Each entry below should be reproduced character for character.

--- Data rows ---

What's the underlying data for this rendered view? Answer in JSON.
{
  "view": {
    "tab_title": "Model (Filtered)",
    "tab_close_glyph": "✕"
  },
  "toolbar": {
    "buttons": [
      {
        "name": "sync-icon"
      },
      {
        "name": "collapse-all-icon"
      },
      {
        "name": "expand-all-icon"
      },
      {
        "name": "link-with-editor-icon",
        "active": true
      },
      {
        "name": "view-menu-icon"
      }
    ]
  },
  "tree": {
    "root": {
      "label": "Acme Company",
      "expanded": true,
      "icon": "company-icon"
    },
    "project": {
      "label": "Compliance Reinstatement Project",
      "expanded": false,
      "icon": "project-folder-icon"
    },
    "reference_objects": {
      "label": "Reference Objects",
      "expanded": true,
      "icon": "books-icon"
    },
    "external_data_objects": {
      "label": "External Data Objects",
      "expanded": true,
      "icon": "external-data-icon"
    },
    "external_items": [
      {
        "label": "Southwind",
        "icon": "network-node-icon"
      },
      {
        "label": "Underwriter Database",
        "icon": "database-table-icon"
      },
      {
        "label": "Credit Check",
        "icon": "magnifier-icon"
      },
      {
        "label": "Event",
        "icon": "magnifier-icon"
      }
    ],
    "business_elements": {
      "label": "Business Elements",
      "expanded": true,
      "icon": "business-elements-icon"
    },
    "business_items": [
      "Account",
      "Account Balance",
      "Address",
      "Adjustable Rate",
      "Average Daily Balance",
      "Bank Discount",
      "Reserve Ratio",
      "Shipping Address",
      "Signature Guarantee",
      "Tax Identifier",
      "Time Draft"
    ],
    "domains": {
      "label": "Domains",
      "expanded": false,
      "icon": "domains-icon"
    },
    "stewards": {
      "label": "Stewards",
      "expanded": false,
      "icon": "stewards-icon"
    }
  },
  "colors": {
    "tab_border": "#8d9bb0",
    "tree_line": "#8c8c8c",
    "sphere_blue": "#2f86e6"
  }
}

---

Exercise output –
What's the underlying data for this rendered view? Answer in JSON.
{
  "view": {
    "tab_title": "Model (Filtered)",
    "tab_close_glyph": "✕"
  },
  "toolbar": {
    "buttons": [
      {
        "name": "sync-icon"
      },
      {
        "name": "collapse-all-icon"
      },
      {
        "name": "expand-all-icon"
      },
      {
        "name": "link-with-editor-icon",
        "active": true
      },
      {
        "name": "view-menu-icon"
      }
    ]
  },
  "tree": {
    "root": {
      "label": "Acme Company",
      "expanded": true,
      "icon": "company-icon"
    },
    "project": {
      "label": "Compliance Reinstatement Project",
      "expanded": false,
      "icon": "project-folder-icon"
    },
    "reference_objects": {
      "label": "Reference Objects",
      "expanded": true,
      "icon": "books-icon"
    },
    "external_data_objects": {
      "label": "External Data Objects",
      "expanded": true,
      "icon": "external-data-icon"
    },
    "external_items": [
      {
        "label": "Southwind",
        "icon": "network-node-icon"
      },
      {
        "label": "Underwriter Database",
        "icon": "database-table-icon"
      },
      {
        "label": "Credit Check",
        "icon": "magnifier-icon"
      },
      {
        "label": "Event",
        "icon": "magnifier-icon"
      }
    ],
    "business_elements": {
      "label": "Business Elements",
      "expanded": true,
      "icon": "business-elements-icon"
    },
    "business_items": [
      "Account",
      "Account Balance",
      "Address",
      "Adjustable Rate",
      "Average Daily Balance",
      "Bank Discount",
      "Reserve Ratio",
      "Shipping Address",
      "Signature Guarantee",
      "Tax Identifier",
      "Time Draft"
    ],
    "domains": {
      "label": "Domains",
      "expanded": false,
      "icon": "domains-icon"
    },
    "stewards": {
      "label": "Stewards",
      "expanded": false,
      "icon": "stewards-icon"
    }
  },
  "colors": {
    "tab_border": "#8d9bb0",
    "tree_line": "#8c8c8c",
    "sphere_blue": "#2f86e6"
  }
}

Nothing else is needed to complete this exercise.